Below are some entries. Output each one exactly as it appears.
+++
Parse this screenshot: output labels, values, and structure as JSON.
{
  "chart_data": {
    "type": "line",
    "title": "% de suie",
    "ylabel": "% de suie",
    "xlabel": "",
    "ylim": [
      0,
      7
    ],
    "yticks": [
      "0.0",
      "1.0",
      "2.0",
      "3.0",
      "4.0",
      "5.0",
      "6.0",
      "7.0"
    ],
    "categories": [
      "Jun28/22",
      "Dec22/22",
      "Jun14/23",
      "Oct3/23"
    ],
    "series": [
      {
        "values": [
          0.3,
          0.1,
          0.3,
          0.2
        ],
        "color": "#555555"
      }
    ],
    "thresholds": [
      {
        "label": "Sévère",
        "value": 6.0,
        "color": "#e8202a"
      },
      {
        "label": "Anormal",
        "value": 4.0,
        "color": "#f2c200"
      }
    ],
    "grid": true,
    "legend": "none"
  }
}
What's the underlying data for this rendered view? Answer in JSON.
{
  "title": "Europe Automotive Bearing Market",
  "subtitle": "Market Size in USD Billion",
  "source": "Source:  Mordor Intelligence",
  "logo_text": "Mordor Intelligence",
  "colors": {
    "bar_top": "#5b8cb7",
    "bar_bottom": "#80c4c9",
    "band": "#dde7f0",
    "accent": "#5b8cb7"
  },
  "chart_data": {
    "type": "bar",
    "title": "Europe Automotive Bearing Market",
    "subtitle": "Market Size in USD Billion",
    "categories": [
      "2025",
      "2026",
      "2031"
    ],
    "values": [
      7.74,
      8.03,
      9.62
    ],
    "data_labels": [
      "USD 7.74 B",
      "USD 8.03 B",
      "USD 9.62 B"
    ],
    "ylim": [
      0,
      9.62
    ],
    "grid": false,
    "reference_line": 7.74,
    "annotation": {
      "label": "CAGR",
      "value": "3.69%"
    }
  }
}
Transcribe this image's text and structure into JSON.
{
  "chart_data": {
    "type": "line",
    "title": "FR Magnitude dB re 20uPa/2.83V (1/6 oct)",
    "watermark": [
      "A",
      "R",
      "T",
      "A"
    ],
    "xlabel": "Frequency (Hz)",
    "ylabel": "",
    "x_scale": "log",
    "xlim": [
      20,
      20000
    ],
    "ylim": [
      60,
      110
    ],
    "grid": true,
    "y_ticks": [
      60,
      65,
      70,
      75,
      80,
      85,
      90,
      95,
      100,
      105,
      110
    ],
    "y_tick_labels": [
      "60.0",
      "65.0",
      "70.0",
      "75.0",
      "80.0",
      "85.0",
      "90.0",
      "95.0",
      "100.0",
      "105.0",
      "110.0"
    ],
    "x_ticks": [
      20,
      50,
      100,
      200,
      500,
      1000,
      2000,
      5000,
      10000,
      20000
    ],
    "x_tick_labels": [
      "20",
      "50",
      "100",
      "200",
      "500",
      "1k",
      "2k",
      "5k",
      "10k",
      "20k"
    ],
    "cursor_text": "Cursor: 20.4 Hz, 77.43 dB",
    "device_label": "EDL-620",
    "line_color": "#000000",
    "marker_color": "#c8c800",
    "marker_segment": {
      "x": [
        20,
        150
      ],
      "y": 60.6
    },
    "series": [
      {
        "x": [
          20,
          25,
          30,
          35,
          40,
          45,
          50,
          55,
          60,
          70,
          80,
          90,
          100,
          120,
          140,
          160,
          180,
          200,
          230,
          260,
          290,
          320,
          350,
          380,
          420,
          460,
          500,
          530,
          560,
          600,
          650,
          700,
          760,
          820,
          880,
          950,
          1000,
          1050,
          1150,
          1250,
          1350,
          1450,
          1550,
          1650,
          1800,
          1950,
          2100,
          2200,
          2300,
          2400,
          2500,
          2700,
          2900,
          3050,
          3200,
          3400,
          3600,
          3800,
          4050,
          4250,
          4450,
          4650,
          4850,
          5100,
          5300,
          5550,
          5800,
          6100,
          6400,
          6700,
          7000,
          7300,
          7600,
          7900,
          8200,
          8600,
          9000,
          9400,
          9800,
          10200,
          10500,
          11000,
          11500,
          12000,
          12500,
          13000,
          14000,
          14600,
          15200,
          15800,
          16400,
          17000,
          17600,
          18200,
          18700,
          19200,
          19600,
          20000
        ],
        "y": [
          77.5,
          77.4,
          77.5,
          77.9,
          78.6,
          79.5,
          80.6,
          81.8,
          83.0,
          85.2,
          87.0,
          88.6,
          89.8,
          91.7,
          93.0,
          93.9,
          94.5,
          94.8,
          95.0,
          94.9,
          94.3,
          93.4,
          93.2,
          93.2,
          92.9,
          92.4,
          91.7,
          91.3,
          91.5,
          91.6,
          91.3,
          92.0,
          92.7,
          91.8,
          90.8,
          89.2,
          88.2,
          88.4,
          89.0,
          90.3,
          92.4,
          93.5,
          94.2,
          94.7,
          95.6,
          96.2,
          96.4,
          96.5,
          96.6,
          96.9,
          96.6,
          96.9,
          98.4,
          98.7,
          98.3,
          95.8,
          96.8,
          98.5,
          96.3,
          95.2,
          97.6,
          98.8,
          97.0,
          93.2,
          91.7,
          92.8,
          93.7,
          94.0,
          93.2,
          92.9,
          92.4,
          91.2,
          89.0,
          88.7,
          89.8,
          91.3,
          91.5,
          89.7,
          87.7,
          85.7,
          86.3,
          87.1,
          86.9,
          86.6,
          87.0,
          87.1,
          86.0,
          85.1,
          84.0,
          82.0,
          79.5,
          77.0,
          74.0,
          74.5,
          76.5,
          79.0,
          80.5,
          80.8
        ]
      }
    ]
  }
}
+++
• _WORKED SOLUTION_:
Parse this screenshot: output labels, values, and structure as JSON.
{
  "chart_data": {
    "type": "line",
    "title": "% de suie",
    "ylabel": "% de suie",
    "xlabel": "",
    "ylim": [
      0,
      7
    ],
    "yticks": [
      "0.0",
      "1.0",
      "2.0",
      "3.0",
      "4.0",
      "5.0",
      "6.0",
      "7.0"
    ],
    "categories": [
      "Jun28/22",
      "Dec22/22",
      "Jun14/23",
      "Oct3/23"
    ],
    "series": [
      {
        "values": [
          0.3,
          0.1,
          0.3,
          0.2
        ],
        "color": "#555555"
      }
    ],
    "thresholds": [
      {
        "label": "Sévère",
        "value": 6.0,
        "color": "#e8202a"
      },
      {
        "label": "Anormal",
        "value": 4.0,
        "color": "#f2c200"
      }
    ],
    "grid": true,
    "legend": "none"
  }
}
What's the underlying data for this rendered view? Answer in JSON.
{
  "title": "Europe Automotive Bearing Market",
  "subtitle": "Market Size in USD Billion",
  "source": "Source:  Mordor Intelligence",
  "logo_text": "Mordor Intelligence",
  "colors": {
    "bar_top": "#5b8cb7",
    "bar_bottom": "#80c4c9",
    "band": "#dde7f0",
    "accent": "#5b8cb7"
  },
  "chart_data": {
    "type": "bar",
    "title": "Europe Automotive Bearing Market",
    "subtitle": "Market Size in USD Billion",
    "categories": [
      "2025",
      "2026",
      "2031"
    ],
    "values": [
      7.74,
      8.03,
      9.62
    ],
    "data_labels": [
      "USD 7.74 B",
      "USD 8.03 B",
      "USD 9.62 B"
    ],
    "ylim": [
      0,
      9.62
    ],
    "grid": false,
    "reference_line": 7.74,
    "annotation": {
      "label": "CAGR",
      "value": "3.69%"
    }
  }
}
Transcribe this image's text and structure into JSON.
{
  "chart_data": {
    "type": "line",
    "title": "FR Magnitude dB re 20uPa/2.83V (1/6 oct)",
    "watermark": [
      "A",
      "R",
      "T",
      "A"
    ],
    "xlabel": "Frequency (Hz)",
    "ylabel": "",
    "x_scale": "log",
    "xlim": [
      20,
      20000
    ],
    "ylim": [
      60,
      110
    ],
    "grid": true,
    "y_ticks": [
      60,
      65,
      70,
      75,
      80,
      85,
      90,
      95,
      100,
      105,
      110
    ],
    "y_tick_labels": [
      "60.0",
      "65.0",
      "70.0",
      "75.0",
      "80.0",
      "85.0",
      "90.0",
      "95.0",
      "100.0",
      "105.0",
      "110.0"
    ],
    "x_ticks": [
      20,
      50,
      100,
      200,
      500,
      1000,
      2000,
      5000,
      10000,
      20000
    ],
    "x_tick_labels": [
      "20",
      "50",
      "100",
      "200",
      "500",
      "1k",
      "2k",
      "5k",
      "10k",
      "20k"
    ],
    "cursor_text": "Cursor: 20.4 Hz, 77.43 dB",
    "device_label": "EDL-620",
    "line_color": "#000000",
    "marker_color": "#c8c800",
    "marker_segment": {
      "x": [
        20,
        150
      ],
      "y": 60.6
    },
    "series": [
      {
        "x": [
          20,
          25,
          30,
          35,
          40,
          45,
          50,
          55,
          60,
          70,
          80,
          90,
          100,
          120,
          140,
          160,
          180,
          200,
          230,
          260,
          290,
          320,
          350,
          380,
          420,
          460,
          500,
          530,
          560,
          600,
          650,
          700,
          760,
          820,
          880,
          950,
          1000,
          1050,
          1150,
          1250,
          1350,
          1450,
          1550,
          1650,
          1800,
          1950,
          2100,
          2200,
          2300,
          2400,
          2500,
          2700,
          2900,
          3050,
          3200,
          3400,
          3600,
          3800,
          4050,
          4250,
          4450,
          4650,
          4850,
          5100,
          5300,
          5550,
          5800,
          6100,
          6400,
          6700,
          7000,
          7300,
          7600,
          7900,
          8200,
          8600,
          9000,
          9400,
          9800,
          10200,
          10500,
          11000,
          11500,
          12000,
          12500,
          13000,
          14000,
          14600,
          15200,
          15800,
          16400,
          17000,
          17600,
          18200,
          18700,
          19200,
          19600,
          20000
        ],
        "y": [
          77.5,
          77.4,
          77.5,
          77.9,
          78.6,
          79.5,
          80.6,
          81.8,
          83.0,
          85.2,
          87.0,
          88.6,
          89.8,
          91.7,
          93.0,
          93.9,
          94.5,
          94.8,
          95.0,
          94.9,
          94.3,
          93.4,
          93.2,
          93.2,
          92.9,
          92.4,
          91.7,
          91.3,
          91.5,
          91.6,
          91.3,
          92.0,
          92.7,
          91.8,
          90.8,
          89.2,
          88.2,
          88.4,
          89.0,
          90.3,
          92.4,
          93.5,
          94.2,
          94.7,
          95.6,
          96.2,
          96.4,
          96.5,
          96.6,
          96.9,
          96.6,
          96.9,
          98.4,
          98.7,
          98.3,
          95.8,
          96.8,
          98.5,
          96.3,
          95.2,
          97.6,
          98.8,
          97.0,
          93.2,
          91.7,
          92.8,
          93.7,
          94.0,
          93.2,
          92.9,
          92.4,
          91.2,
          89.0,
          88.7,
          89.8,
          91.3,
          91.5,
          89.7,
          87.7,
          85.7,
          86.3,
          87.1,
          86.9,
          86.6,
          87.0,
          87.1,
          86.0,
          85.1,
          84.0,
          82.0,
          79.5,
          77.0,
          74.0,
          74.5,
          76.5,
          79.0,
          80.5,
          80.8
        ]
      }
    ]
  }
}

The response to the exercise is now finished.